[Task inputs]:

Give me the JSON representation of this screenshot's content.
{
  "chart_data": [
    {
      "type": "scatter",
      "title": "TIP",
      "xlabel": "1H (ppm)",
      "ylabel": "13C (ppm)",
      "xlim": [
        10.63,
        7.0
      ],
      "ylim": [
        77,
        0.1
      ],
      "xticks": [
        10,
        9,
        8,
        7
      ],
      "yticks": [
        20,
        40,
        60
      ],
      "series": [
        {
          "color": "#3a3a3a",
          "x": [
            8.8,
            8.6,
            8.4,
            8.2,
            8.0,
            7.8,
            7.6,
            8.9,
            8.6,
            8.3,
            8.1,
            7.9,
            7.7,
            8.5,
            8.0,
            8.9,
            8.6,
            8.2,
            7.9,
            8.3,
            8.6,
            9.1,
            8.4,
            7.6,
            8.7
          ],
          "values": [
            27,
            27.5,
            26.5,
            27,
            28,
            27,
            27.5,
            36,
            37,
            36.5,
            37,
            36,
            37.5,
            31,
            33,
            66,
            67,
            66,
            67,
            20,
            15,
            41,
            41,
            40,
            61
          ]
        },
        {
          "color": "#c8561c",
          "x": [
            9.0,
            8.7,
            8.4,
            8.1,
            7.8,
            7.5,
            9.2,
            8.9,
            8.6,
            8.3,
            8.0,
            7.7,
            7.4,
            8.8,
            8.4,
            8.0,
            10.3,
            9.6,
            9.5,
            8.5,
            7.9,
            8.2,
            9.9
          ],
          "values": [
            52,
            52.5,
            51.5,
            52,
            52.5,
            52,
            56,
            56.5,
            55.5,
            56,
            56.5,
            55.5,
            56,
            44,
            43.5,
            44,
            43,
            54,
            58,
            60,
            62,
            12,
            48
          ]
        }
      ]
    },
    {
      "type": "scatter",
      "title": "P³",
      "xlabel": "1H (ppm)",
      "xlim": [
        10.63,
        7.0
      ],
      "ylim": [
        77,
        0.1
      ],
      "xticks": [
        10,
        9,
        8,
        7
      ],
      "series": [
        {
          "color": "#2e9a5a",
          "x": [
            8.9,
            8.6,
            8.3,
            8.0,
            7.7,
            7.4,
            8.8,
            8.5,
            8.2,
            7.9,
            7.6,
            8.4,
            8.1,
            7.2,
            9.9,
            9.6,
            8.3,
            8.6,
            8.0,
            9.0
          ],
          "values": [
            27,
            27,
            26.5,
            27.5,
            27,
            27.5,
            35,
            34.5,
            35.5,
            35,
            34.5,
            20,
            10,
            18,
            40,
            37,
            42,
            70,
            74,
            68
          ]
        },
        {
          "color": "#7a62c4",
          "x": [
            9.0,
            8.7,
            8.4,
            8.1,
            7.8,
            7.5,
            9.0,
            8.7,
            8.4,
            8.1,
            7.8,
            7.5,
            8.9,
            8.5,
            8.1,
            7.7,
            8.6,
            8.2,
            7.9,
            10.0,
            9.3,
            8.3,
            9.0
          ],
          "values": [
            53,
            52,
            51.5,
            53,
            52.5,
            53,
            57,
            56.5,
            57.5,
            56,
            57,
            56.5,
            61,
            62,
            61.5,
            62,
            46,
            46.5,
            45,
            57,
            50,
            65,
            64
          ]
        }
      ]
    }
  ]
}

[Exercise aim]:
Write the listing out again, exactly as it reads.

[Solution to this problem]:
Give me the JSON representation of this screenshot's content.
{
  "chart_data": [
    {
      "type": "scatter",
      "title": "TIP",
      "xlabel": "1H (ppm)",
      "ylabel": "13C (ppm)",
      "xlim": [
        10.63,
        7.0
      ],
      "ylim": [
        77,
        0.1
      ],
      "xticks": [
        10,
        9,
        8,
        7
      ],
      "yticks": [
        20,
        40,
        60
      ],
      "series": [
        {
          "color": "#3a3a3a",
          "x": [
            8.8,
            8.6,
            8.4,
            8.2,
            8.0,
            7.8,
            7.6,
            8.9,
            8.6,
            8.3,
            8.1,
            7.9,
            7.7,
            8.5,
            8.0,
            8.9,
            8.6,
            8.2,
            7.9,
            8.3,
            8.6,
            9.1,
            8.4,
            7.6,
            8.7
          ],
          "values": [
            27,
            27.5,
            26.5,
            27,
            28,
            27,
            27.5,
            36,
            37,
            36.5,
            37,
            36,
            37.5,
            31,
            33,
            66,
            67,
            66,
            67,
            20,
            15,
            41,
            41,
            40,
            61
          ]
        },
        {
          "color": "#c8561c",
          "x": [
            9.0,
            8.7,
            8.4,
            8.1,
            7.8,
            7.5,
            9.2,
            8.9,
            8.6,
            8.3,
            8.0,
            7.7,
            7.4,
            8.8,
            8.4,
            8.0,
            10.3,
            9.6,
            9.5,
            8.5,
            7.9,
            8.2,
            9.9
          ],
          "values": [
            52,
            52.5,
            51.5,
            52,
            52.5,
            52,
            56,
            56.5,
            55.5,
            56,
            56.5,
            55.5,
            56,
            44,
            43.5,
            44,
            43,
            54,
            58,
            60,
            62,
            12,
            48
          ]
        }
      ]
    },
    {
      "type": "scatter",
      "title": "P³",
      "xlabel": "1H (ppm)",
      "xlim": [
        10.63,
        7.0
      ],
      "ylim": [
        77,
        0.1
      ],
      "xticks": [
        10,
        9,
        8,
        7
      ],
      "series": [
        {
          "color": "#2e9a5a",
          "x": [
            8.9,
            8.6,
            8.3,
            8.0,
            7.7,
            7.4,
            8.8,
            8.5,
            8.2,
            7.9,
            7.6,
            8.4,
            8.1,
            7.2,
            9.9,
            9.6,
            8.3,
            8.6,
            8.0,
            9.0
          ],
          "values": [
            27,
            27,
            26.5,
            27.5,
            27,
            27.5,
            35,
            34.5,
            35.5,
            35,
            34.5,
            20,
            10,
            18,
            40,
            37,
            42,
            70,
            74,
            68
          ]
        },
        {
          "color": "#7a62c4",
          "x": [
            9.0,
            8.7,
            8.4,
            8.1,
            7.8,
            7.5,
            9.0,
            8.7,
            8.4,
            8.1,
            7.8,
            7.5,
            8.9,
            8.5,
            8.1,
            7.7,
            8.6,
            8.2,
            7.9,
            10.0,
            9.3,
            8.3,
            9.0
          ],
          "values": [
            53,
            52,
            51.5,
            53,
            52.5,
            53,
            57,
            56.5,
            57.5,
            56,
            57,
            56.5,
            61,
            62,
            61.5,
            62,
            46,
            46.5,
            45,
            57,
            50,
            65,
            64
          ]
        }
      ]
    }
  ]
}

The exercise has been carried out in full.